━━━━━ Data in this exercise
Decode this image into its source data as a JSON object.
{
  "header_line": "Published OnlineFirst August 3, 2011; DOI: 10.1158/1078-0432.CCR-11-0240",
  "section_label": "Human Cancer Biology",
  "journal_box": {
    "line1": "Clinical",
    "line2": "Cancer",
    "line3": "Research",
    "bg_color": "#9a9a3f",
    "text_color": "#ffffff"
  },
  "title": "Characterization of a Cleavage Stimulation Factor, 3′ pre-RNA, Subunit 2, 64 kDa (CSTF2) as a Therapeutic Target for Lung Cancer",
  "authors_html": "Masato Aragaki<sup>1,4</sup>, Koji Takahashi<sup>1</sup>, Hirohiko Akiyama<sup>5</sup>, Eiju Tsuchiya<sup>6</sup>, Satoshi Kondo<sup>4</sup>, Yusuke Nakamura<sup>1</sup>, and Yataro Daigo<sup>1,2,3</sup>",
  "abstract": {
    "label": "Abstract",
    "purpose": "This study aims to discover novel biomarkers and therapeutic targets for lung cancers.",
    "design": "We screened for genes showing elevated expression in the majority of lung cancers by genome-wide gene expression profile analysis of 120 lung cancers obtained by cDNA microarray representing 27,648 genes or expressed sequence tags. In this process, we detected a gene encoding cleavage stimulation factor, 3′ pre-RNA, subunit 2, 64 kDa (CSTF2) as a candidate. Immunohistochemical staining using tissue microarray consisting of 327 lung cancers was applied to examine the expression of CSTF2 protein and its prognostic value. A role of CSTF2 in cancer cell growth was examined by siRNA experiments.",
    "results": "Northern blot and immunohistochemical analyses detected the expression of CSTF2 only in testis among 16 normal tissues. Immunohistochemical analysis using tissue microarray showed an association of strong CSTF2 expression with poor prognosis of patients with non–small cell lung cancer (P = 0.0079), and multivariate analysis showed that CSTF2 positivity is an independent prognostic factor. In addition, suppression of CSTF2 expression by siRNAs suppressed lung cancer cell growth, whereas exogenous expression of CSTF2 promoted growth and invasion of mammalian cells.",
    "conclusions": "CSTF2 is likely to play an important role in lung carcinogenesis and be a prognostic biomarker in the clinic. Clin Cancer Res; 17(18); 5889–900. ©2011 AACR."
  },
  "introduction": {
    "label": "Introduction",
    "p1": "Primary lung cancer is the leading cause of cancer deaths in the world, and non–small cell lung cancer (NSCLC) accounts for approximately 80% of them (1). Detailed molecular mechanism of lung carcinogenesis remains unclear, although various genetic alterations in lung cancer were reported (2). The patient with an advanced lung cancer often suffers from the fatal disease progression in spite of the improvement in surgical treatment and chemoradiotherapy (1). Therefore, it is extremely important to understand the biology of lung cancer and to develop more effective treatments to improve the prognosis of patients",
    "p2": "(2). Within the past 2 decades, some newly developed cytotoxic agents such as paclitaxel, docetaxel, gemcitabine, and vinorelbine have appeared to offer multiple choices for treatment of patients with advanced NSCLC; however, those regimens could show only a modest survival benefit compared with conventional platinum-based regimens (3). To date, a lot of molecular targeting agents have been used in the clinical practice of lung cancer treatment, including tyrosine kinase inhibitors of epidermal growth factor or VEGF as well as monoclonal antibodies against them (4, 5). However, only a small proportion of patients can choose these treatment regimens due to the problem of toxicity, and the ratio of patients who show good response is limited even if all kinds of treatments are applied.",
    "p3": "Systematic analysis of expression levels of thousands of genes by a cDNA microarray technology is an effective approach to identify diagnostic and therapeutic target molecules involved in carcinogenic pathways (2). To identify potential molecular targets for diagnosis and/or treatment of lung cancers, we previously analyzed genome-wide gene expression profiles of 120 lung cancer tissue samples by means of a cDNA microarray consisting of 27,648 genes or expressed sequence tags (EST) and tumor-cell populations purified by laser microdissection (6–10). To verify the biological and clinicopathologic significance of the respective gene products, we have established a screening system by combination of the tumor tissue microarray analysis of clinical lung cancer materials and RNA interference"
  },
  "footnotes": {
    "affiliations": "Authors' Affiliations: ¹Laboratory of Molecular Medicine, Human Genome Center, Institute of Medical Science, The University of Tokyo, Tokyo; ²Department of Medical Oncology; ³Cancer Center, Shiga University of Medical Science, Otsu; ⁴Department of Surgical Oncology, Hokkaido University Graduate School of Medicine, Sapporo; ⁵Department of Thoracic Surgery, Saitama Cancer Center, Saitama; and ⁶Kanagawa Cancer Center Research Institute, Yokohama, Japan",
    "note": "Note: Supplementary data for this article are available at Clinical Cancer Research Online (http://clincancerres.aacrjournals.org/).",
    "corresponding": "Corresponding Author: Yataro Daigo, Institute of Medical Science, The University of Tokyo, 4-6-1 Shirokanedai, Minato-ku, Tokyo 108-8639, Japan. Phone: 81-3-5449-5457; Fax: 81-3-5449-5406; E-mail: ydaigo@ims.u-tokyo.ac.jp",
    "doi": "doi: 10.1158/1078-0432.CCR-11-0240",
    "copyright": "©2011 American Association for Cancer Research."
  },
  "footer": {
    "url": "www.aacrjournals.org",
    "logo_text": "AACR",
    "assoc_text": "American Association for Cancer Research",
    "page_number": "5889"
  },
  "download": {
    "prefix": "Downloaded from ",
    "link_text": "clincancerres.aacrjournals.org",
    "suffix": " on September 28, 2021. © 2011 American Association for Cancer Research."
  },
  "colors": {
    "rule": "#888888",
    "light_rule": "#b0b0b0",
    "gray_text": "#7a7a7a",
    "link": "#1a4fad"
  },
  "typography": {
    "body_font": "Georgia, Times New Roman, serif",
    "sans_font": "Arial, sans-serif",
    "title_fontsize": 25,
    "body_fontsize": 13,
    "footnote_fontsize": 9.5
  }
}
━━━━━━━━━━
About this task.
Please output all the lines above exactly as given.

Problem solution.
Decode this image into its source data as a JSON object.
{
  "header_line": "Published OnlineFirst August 3, 2011; DOI: 10.1158/1078-0432.CCR-11-0240",
  "section_label": "Human Cancer Biology",
  "journal_box": {
    "line1": "Clinical",
    "line2": "Cancer",
    "line3": "Research",
    "bg_color": "#9a9a3f",
    "text_color": "#ffffff"
  },
  "title": "Characterization of a Cleavage Stimulation Factor, 3′ pre-RNA, Subunit 2, 64 kDa (CSTF2) as a Therapeutic Target for Lung Cancer",
  "authors_html": "Masato Aragaki<sup>1,4</sup>, Koji Takahashi<sup>1</sup>, Hirohiko Akiyama<sup>5</sup>, Eiju Tsuchiya<sup>6</sup>, Satoshi Kondo<sup>4</sup>, Yusuke Nakamura<sup>1</sup>, and Yataro Daigo<sup>1,2,3</sup>",
  "abstract": {
    "label": "Abstract",
    "purpose": "This study aims to discover novel biomarkers and therapeutic targets for lung cancers.",
    "design": "We screened for genes showing elevated expression in the majority of lung cancers by genome-wide gene expression profile analysis of 120 lung cancers obtained by cDNA microarray representing 27,648 genes or expressed sequence tags. In this process, we detected a gene encoding cleavage stimulation factor, 3′ pre-RNA, subunit 2, 64 kDa (CSTF2) as a candidate. Immunohistochemical staining using tissue microarray consisting of 327 lung cancers was applied to examine the expression of CSTF2 protein and its prognostic value. A role of CSTF2 in cancer cell growth was examined by siRNA experiments.",
    "results": "Northern blot and immunohistochemical analyses detected the expression of CSTF2 only in testis among 16 normal tissues. Immunohistochemical analysis using tissue microarray showed an association of strong CSTF2 expression with poor prognosis of patients with non–small cell lung cancer (P = 0.0079), and multivariate analysis showed that CSTF2 positivity is an independent prognostic factor. In addition, suppression of CSTF2 expression by siRNAs suppressed lung cancer cell growth, whereas exogenous expression of CSTF2 promoted growth and invasion of mammalian cells.",
    "conclusions": "CSTF2 is likely to play an important role in lung carcinogenesis and be a prognostic biomarker in the clinic. Clin Cancer Res; 17(18); 5889–900. ©2011 AACR."
  },
  "introduction": {
    "label": "Introduction",
    "p1": "Primary lung cancer is the leading cause of cancer deaths in the world, and non–small cell lung cancer (NSCLC) accounts for approximately 80% of them (1). Detailed molecular mechanism of lung carcinogenesis remains unclear, although various genetic alterations in lung cancer were reported (2). The patient with an advanced lung cancer often suffers from the fatal disease progression in spite of the improvement in surgical treatment and chemoradiotherapy (1). Therefore, it is extremely important to understand the biology of lung cancer and to develop more effective treatments to improve the prognosis of patients",
    "p2": "(2). Within the past 2 decades, some newly developed cytotoxic agents such as paclitaxel, docetaxel, gemcitabine, and vinorelbine have appeared to offer multiple choices for treatment of patients with advanced NSCLC; however, those regimens could show only a modest survival benefit compared with conventional platinum-based regimens (3). To date, a lot of molecular targeting agents have been used in the clinical practice of lung cancer treatment, including tyrosine kinase inhibitors of epidermal growth factor or VEGF as well as monoclonal antibodies against them (4, 5). However, only a small proportion of patients can choose these treatment regimens due to the problem of toxicity, and the ratio of patients who show good response is limited even if all kinds of treatments are applied.",
    "p3": "Systematic analysis of expression levels of thousands of genes by a cDNA microarray technology is an effective approach to identify diagnostic and therapeutic target molecules involved in carcinogenic pathways (2). To identify potential molecular targets for diagnosis and/or treatment of lung cancers, we previously analyzed genome-wide gene expression profiles of 120 lung cancer tissue samples by means of a cDNA microarray consisting of 27,648 genes or expressed sequence tags (EST) and tumor-cell populations purified by laser microdissection (6–10). To verify the biological and clinicopathologic significance of the respective gene products, we have established a screening system by combination of the tumor tissue microarray analysis of clinical lung cancer materials and RNA interference"
  },
  "footnotes": {
    "affiliations": "Authors' Affiliations: ¹Laboratory of Molecular Medicine, Human Genome Center, Institute of Medical Science, The University of Tokyo, Tokyo; ²Department of Medical Oncology; ³Cancer Center, Shiga University of Medical Science, Otsu; ⁴Department of Surgical Oncology, Hokkaido University Graduate School of Medicine, Sapporo; ⁵Department of Thoracic Surgery, Saitama Cancer Center, Saitama; and ⁶Kanagawa Cancer Center Research Institute, Yokohama, Japan",
    "note": "Note: Supplementary data for this article are available at Clinical Cancer Research Online (http://clincancerres.aacrjournals.org/).",
    "corresponding": "Corresponding Author: Yataro Daigo, Institute of Medical Science, The University of Tokyo, 4-6-1 Shirokanedai, Minato-ku, Tokyo 108-8639, Japan. Phone: 81-3-5449-5457; Fax: 81-3-5449-5406; E-mail: ydaigo@ims.u-tokyo.ac.jp",
    "doi": "doi: 10.1158/1078-0432.CCR-11-0240",
    "copyright": "©2011 American Association for Cancer Research."
  },
  "footer": {
    "url": "www.aacrjournals.org",
    "logo_text": "AACR",
    "assoc_text": "American Association for Cancer Research",
    "page_number": "5889"
  },
  "download": {
    "prefix": "Downloaded from ",
    "link_text": "clincancerres.aacrjournals.org",
    "suffix": " on September 28, 2021. © 2011 American Association for Cancer Research."
  },
  "colors": {
    "rule": "#888888",
    "light_rule": "#b0b0b0",
    "gray_text": "#7a7a7a",
    "link": "#1a4fad"
  },
  "typography": {
    "body_font": "Georgia, Times New Roman, serif",
    "sans_font": "Arial, sans-serif",
    "title_fontsize": 25,
    "body_fontsize": 13,
    "footnote_fontsize": 9.5
  }
}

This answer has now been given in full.